**SUPPLIED MATERIAL:**
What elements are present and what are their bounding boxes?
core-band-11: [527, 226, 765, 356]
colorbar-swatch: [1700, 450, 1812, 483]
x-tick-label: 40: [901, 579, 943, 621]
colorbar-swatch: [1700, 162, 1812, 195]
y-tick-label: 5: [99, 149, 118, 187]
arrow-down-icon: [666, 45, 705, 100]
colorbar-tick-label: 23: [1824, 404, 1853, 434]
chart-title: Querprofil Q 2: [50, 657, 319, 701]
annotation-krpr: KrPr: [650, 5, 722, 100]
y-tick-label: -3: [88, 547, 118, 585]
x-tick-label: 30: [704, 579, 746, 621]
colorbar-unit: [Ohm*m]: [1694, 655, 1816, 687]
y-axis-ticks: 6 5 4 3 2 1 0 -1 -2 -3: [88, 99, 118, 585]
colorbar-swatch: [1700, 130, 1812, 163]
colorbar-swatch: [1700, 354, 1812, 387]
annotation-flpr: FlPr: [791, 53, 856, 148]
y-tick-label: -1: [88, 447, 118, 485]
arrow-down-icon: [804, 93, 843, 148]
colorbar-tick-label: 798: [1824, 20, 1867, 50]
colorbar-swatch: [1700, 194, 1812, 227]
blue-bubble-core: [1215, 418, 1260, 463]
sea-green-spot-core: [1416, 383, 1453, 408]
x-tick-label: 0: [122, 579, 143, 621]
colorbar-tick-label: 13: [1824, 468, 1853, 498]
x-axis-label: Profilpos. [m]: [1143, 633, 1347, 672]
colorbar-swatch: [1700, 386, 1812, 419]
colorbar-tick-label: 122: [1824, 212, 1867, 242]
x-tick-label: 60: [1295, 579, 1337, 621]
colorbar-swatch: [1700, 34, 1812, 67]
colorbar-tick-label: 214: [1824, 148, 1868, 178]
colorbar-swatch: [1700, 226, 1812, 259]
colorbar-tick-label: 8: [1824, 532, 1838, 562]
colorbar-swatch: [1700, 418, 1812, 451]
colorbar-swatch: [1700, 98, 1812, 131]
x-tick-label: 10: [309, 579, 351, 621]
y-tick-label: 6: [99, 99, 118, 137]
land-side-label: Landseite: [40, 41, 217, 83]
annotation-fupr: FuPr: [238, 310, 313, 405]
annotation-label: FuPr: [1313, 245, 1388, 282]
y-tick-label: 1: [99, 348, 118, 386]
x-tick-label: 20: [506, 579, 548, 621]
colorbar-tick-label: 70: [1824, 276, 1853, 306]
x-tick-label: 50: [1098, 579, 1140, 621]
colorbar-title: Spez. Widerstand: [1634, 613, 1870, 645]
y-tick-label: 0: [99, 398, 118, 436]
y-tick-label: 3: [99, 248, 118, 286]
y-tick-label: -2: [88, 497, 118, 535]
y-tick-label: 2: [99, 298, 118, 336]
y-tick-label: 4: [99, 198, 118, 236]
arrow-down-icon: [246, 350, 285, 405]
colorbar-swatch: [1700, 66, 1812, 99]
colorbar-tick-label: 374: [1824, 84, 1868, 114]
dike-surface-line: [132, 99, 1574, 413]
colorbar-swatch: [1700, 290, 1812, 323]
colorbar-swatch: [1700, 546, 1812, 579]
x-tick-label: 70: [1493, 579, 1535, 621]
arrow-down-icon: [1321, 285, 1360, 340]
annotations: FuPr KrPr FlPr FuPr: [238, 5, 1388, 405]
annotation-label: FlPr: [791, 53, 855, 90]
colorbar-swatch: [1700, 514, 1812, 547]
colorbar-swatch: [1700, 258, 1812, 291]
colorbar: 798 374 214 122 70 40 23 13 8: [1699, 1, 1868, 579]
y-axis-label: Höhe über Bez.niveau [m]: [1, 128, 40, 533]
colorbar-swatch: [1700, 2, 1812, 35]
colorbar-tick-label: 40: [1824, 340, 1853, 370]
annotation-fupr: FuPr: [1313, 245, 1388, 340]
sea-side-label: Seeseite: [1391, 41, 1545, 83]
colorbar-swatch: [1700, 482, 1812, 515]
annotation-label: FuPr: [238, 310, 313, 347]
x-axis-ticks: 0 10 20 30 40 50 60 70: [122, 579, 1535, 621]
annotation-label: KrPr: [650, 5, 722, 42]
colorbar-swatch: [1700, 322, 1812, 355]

**YOUR INSTRUCTIONS:** Copy every line of the records above word for word, with nothing left out or changed.

**RESPONSE:**
What elements are present and what are their bounding boxes?
core-band-11: [527, 226, 765, 356]
colorbar-swatch: [1700, 450, 1812, 483]
x-tick-label: 40: [901, 579, 943, 621]
colorbar-swatch: [1700, 162, 1812, 195]
y-tick-label: 5: [99, 149, 118, 187]
arrow-down-icon: [666, 45, 705, 100]
colorbar-tick-label: 23: [1824, 404, 1853, 434]
chart-title: Querprofil Q 2: [50, 657, 319, 701]
annotation-krpr: KrPr: [650, 5, 722, 100]
y-tick-label: -3: [88, 547, 118, 585]
x-tick-label: 30: [704, 579, 746, 621]
colorbar-unit: [Ohm*m]: [1694, 655, 1816, 687]
y-axis-ticks: 6 5 4 3 2 1 0 -1 -2 -3: [88, 99, 118, 585]
colorbar-swatch: [1700, 130, 1812, 163]
colorbar-swatch: [1700, 354, 1812, 387]
annotation-flpr: FlPr: [791, 53, 856, 148]
y-tick-label: -1: [88, 447, 118, 485]
arrow-down-icon: [804, 93, 843, 148]
colorbar-tick-label: 798: [1824, 20, 1867, 50]
colorbar-swatch: [1700, 194, 1812, 227]
blue-bubble-core: [1215, 418, 1260, 463]
sea-green-spot-core: [1416, 383, 1453, 408]
x-tick-label: 0: [122, 579, 143, 621]
colorbar-tick-label: 13: [1824, 468, 1853, 498]
x-axis-label: Profilpos. [m]: [1143, 633, 1347, 672]
colorbar-swatch: [1700, 386, 1812, 419]
colorbar-tick-label: 122: [1824, 212, 1867, 242]
x-tick-label: 60: [1295, 579, 1337, 621]
colorbar-swatch: [1700, 34, 1812, 67]
colorbar-tick-label: 214: [1824, 148, 1868, 178]
colorbar-swatch: [1700, 226, 1812, 259]
colorbar-tick-label: 8: [1824, 532, 1838, 562]
colorbar-swatch: [1700, 418, 1812, 451]
colorbar-swatch: [1700, 98, 1812, 131]
x-tick-label: 10: [309, 579, 351, 621]
y-tick-label: 6: [99, 99, 118, 137]
land-side-label: Landseite: [40, 41, 217, 83]
annotation-fupr: FuPr: [238, 310, 313, 405]
annotation-label: FuPr: [1313, 245, 1388, 282]
y-tick-label: 1: [99, 348, 118, 386]
x-tick-label: 20: [506, 579, 548, 621]
colorbar-tick-label: 70: [1824, 276, 1853, 306]
x-tick-label: 50: [1098, 579, 1140, 621]
colorbar-title: Spez. Widerstand: [1634, 613, 1870, 645]
y-tick-label: 0: [99, 398, 118, 436]
y-tick-label: 3: [99, 248, 118, 286]
y-tick-label: -2: [88, 497, 118, 535]
y-tick-label: 2: [99, 298, 118, 336]
y-tick-label: 4: [99, 198, 118, 236]
arrow-down-icon: [246, 350, 285, 405]
colorbar-swatch: [1700, 66, 1812, 99]
colorbar-tick-label: 374: [1824, 84, 1868, 114]
dike-surface-line: [132, 99, 1574, 413]
colorbar-swatch: [1700, 290, 1812, 323]
colorbar-swatch: [1700, 546, 1812, 579]
x-tick-label: 70: [1493, 579, 1535, 621]
arrow-down-icon: [1321, 285, 1360, 340]
annotations: FuPr KrPr FlPr FuPr: [238, 5, 1388, 405]
annotation-label: FlPr: [791, 53, 855, 90]
colorbar-swatch: [1700, 514, 1812, 547]
colorbar-swatch: [1700, 258, 1812, 291]
colorbar: 798 374 214 122 70 40 23 13 8: [1699, 1, 1868, 579]
y-axis-label: Höhe über Bez.niveau [m]: [1, 128, 40, 533]
colorbar-swatch: [1700, 2, 1812, 35]
colorbar-tick-label: 40: [1824, 340, 1853, 370]
annotation-fupr: FuPr: [1313, 245, 1388, 340]
sea-side-label: Seeseite: [1391, 41, 1545, 83]
colorbar-swatch: [1700, 482, 1812, 515]
annotation-label: FuPr: [238, 310, 313, 347]
x-axis-ticks: 0 10 20 30 40 50 60 70: [122, 579, 1535, 621]
annotation-label: KrPr: [650, 5, 722, 42]
colorbar-swatch: [1700, 322, 1812, 355]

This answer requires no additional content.